→ WHAT THE TASK REQUIRES
All of the data should be repeated exactly; pictures are not part of the copy.

═══ EXERCISE INPUT

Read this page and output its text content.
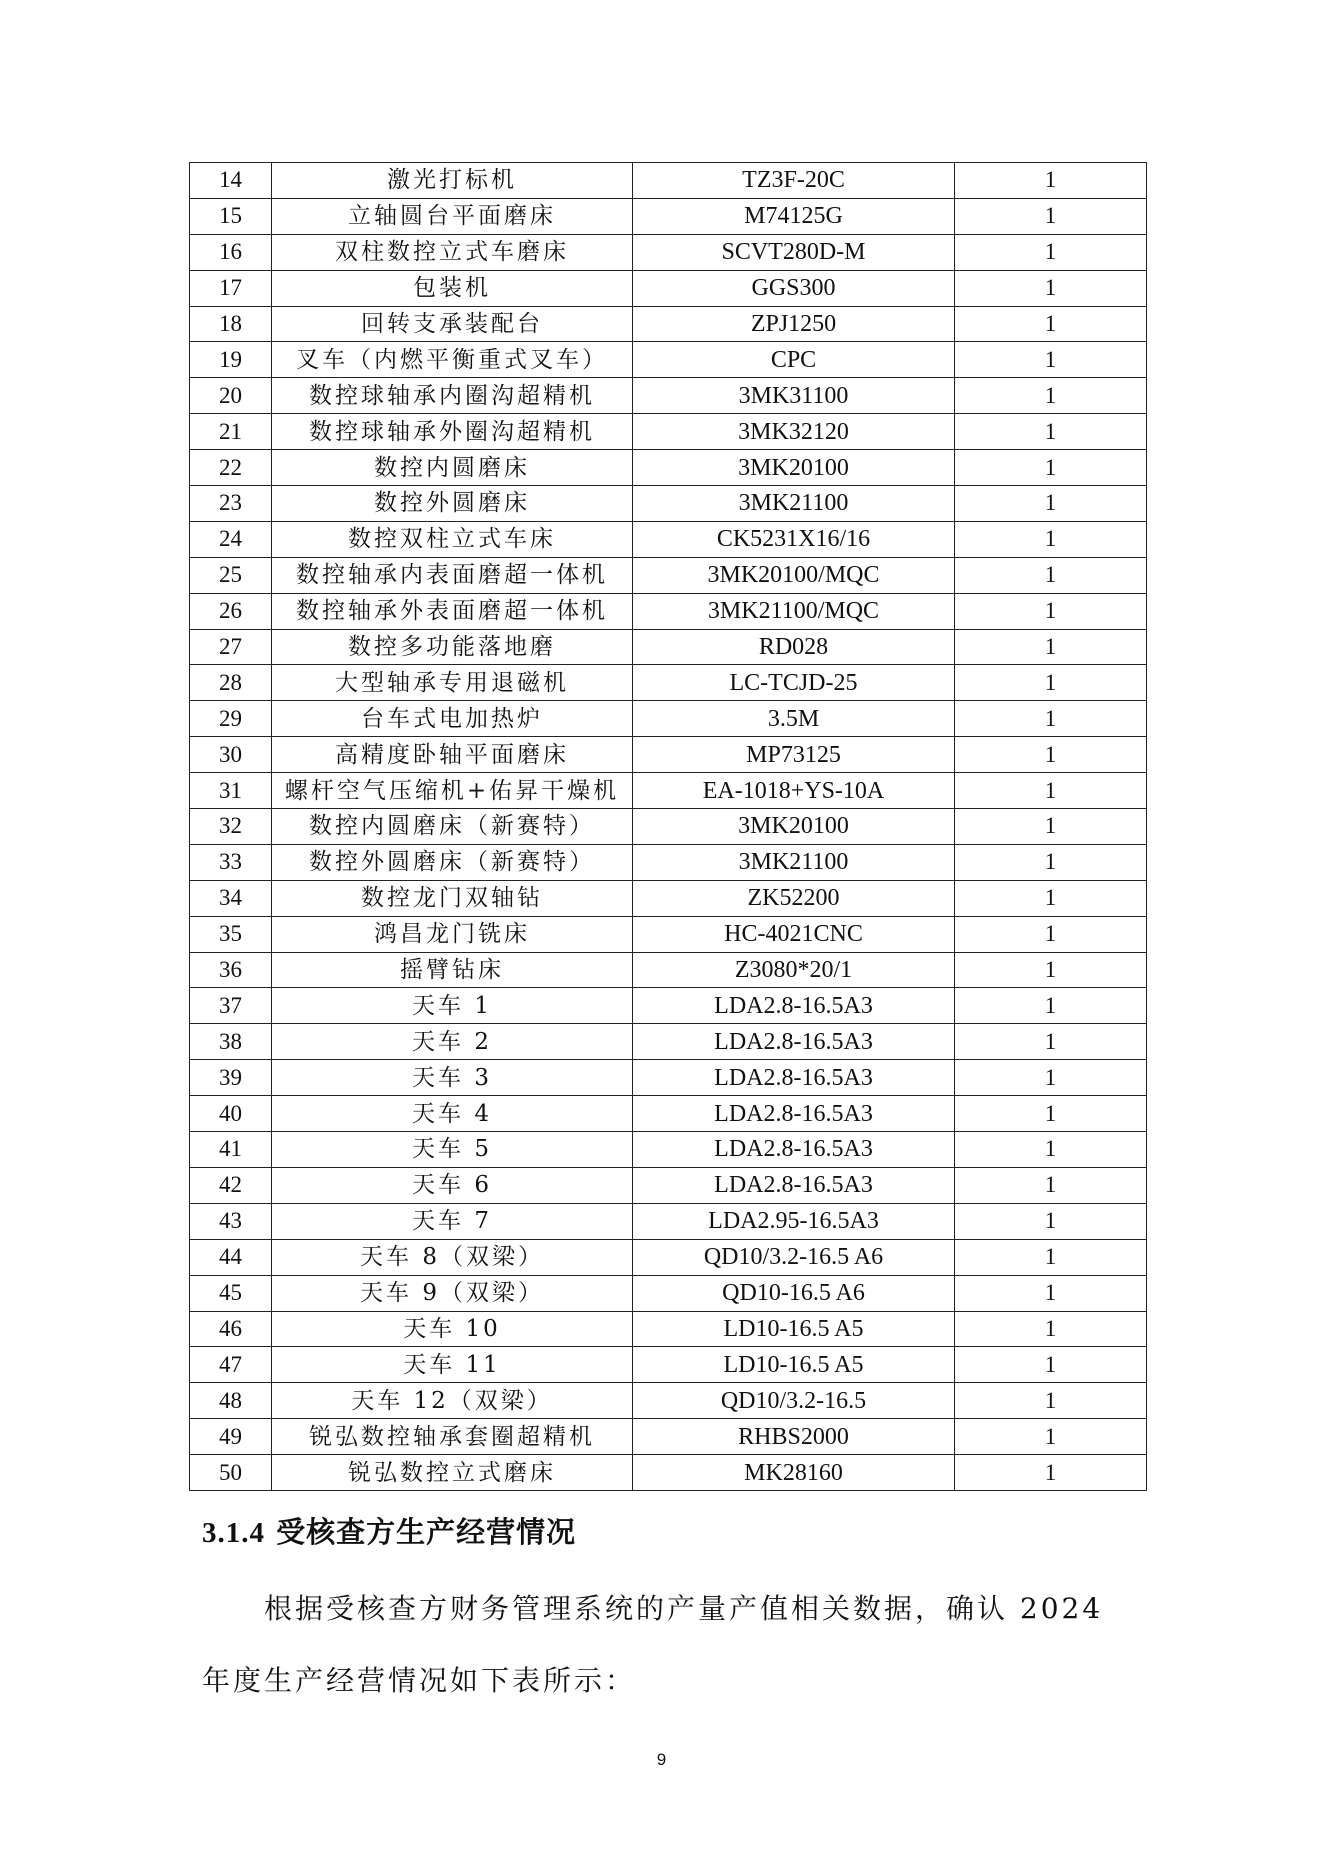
14	激光打标机	TZ3F-20C	1
15	立轴圆台平面磨床	M74125G	1
16	双柱数控立式车磨床	SCVT280D-M	1
17	包装机	GGS300	1
18	回转支承装配台	ZPJ1250	1
19	叉车（内燃平衡重式叉车）	CPC	1
20	数控球轴承内圈沟超精机	3MK31100	1
21	数控球轴承外圈沟超精机	3MK32120	1
22	数控内圆磨床	3MK20100	1
23	数控外圆磨床	3MK21100	1
24	数控双柱立式车床	CK5231X16/16	1
25	数控轴承内表面磨超一体机	3MK20100/MQC	1
26	数控轴承外表面磨超一体机	3MK21100/MQC	1
27	数控多功能落地磨	RD028	1
28	大型轴承专用退磁机	LC-TCJD-25	1
29	台车式电加热炉	3.5M	1
30	高精度卧轴平面磨床	MP73125	1
31	螺杆空气压缩机+佑昇干燥机	EA-1018+YS-10A	1
32	数控内圆磨床（新赛特）	3MK20100	1
33	数控外圆磨床（新赛特）	3MK21100	1
34	数控龙门双轴钻	ZK52200	1
35	鸿昌龙门铣床	HC-4021CNC	1
36	摇臂钻床	Z3080*20/1	1
37	天车 1	LDA2.8-16.5A3	1
38	天车 2	LDA2.8-16.5A3	1
39	天车 3	LDA2.8-16.5A3	1
40	天车 4	LDA2.8-16.5A3	1
41	天车 5	LDA2.8-16.5A3	1
42	天车 6	LDA2.8-16.5A3	1
43	天车 7	LDA2.95-16.5A3	1
44	天车 8（双梁）	QD10/3.2-16.5 A6	1
45	天车 9（双梁）	QD10-16.5 A6	1
46	天车 10	LD10-16.5 A5	1
47	天车 11	LD10-16.5 A5	1
48	天车 12（双梁）	QD10/3.2-16.5	1
49	锐弘数控轴承套圈超精机	RHBS2000	1
50	锐弘数控立式磨床	MK28160	1
3.1.4 受核查方生产经营情况

根据受核查方财务管理系统的产量产值相关数据，确认 2024 年度生产经营情况如下表所示：

9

══════

→ FINISHED ANSWER
Read this page and output its text content.
14	激光打标机	TZ3F-20C	1
15	立轴圆台平面磨床	M74125G	1
16	双柱数控立式车磨床	SCVT280D-M	1
17	包装机	GGS300	1
18	回转支承装配台	ZPJ1250	1
19	叉车（内燃平衡重式叉车）	CPC	1
20	数控球轴承内圈沟超精机	3MK31100	1
21	数控球轴承外圈沟超精机	3MK32120	1
22	数控内圆磨床	3MK20100	1
23	数控外圆磨床	3MK21100	1
24	数控双柱立式车床	CK5231X16/16	1
25	数控轴承内表面磨超一体机	3MK20100/MQC	1
26	数控轴承外表面磨超一体机	3MK21100/MQC	1
27	数控多功能落地磨	RD028	1
28	大型轴承专用退磁机	LC-TCJD-25	1
29	台车式电加热炉	3.5M	1
30	高精度卧轴平面磨床	MP73125	1
31	螺杆空气压缩机+佑昇干燥机	EA-1018+YS-10A	1
32	数控内圆磨床（新赛特）	3MK20100	1
33	数控外圆磨床（新赛特）	3MK21100	1
34	数控龙门双轴钻	ZK52200	1
35	鸿昌龙门铣床	HC-4021CNC	1
36	摇臂钻床	Z3080*20/1	1
37	天车 1	LDA2.8-16.5A3	1
38	天车 2	LDA2.8-16.5A3	1
39	天车 3	LDA2.8-16.5A3	1
40	天车 4	LDA2.8-16.5A3	1
41	天车 5	LDA2.8-16.5A3	1
42	天车 6	LDA2.8-16.5A3	1
43	天车 7	LDA2.95-16.5A3	1
44	天车 8（双梁）	QD10/3.2-16.5 A6	1
45	天车 9（双梁）	QD10-16.5 A6	1
46	天车 10	LD10-16.5 A5	1
47	天车 11	LD10-16.5 A5	1
48	天车 12（双梁）	QD10/3.2-16.5	1
49	锐弘数控轴承套圈超精机	RHBS2000	1
50	锐弘数控立式磨床	MK28160	1
3.1.4 受核查方生产经营情况

根据受核查方财务管理系统的产量产值相关数据，确认 2024 年度生产经营情况如下表所示：

9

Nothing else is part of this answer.